State only how many lines below include the string "承包人可以享有工程款优先受偿吗".

SOURCE MATERIAL:
------------------------------------------------
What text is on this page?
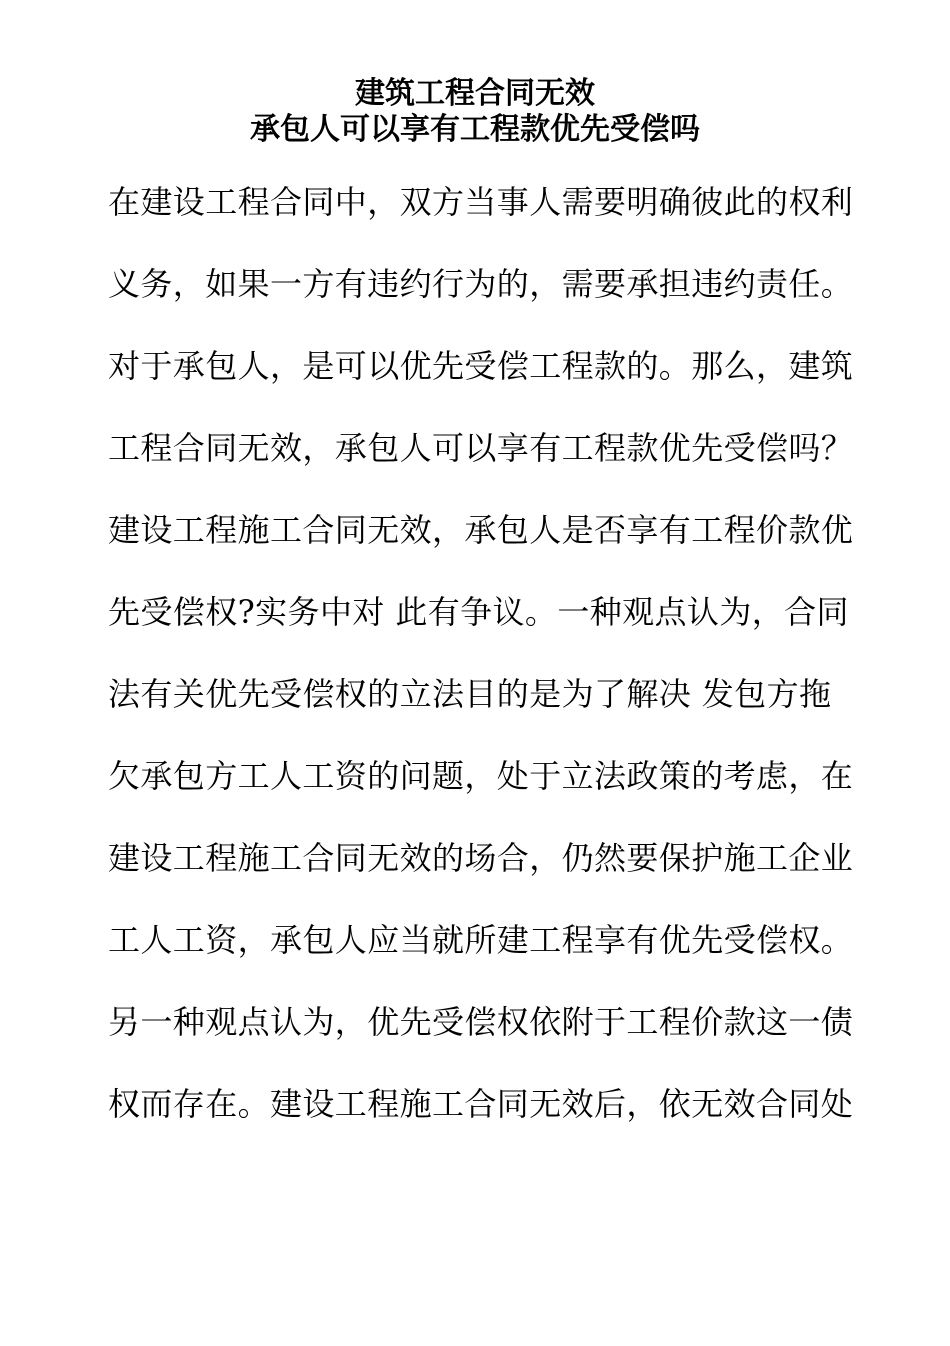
建筑工程合同无效
承包人可以享有工程款优先受偿吗
在建设工程合同中，双方当事人需要明确彼此的权利
义务，如果一方有违约行为的，需要承担违约责任。
对于承包人，是可以优先受偿工程款的。那么，建筑
工程合同无效，承包人可以享有工程款优先受偿吗？
建设工程施工合同无效，承包人是否享有工程价款优
先受偿权?实务中对 此有争议。一种观点认为，合同
法有关优先受偿权的立法目的是为了解决 发包方拖
欠承包方工人工资的问题，处于立法政策的考虑，在
建设工程施工合同无效的场合，仍然要保护施工企业
工人工资，承包人应当就所建工程享有优先受偿权。
另一种观点认为，优先受偿权依附于工程价款这一债
权而存在。建设工程施工合同无效后，依无效合同处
------------------------------------------------
THE RESPONSE:
2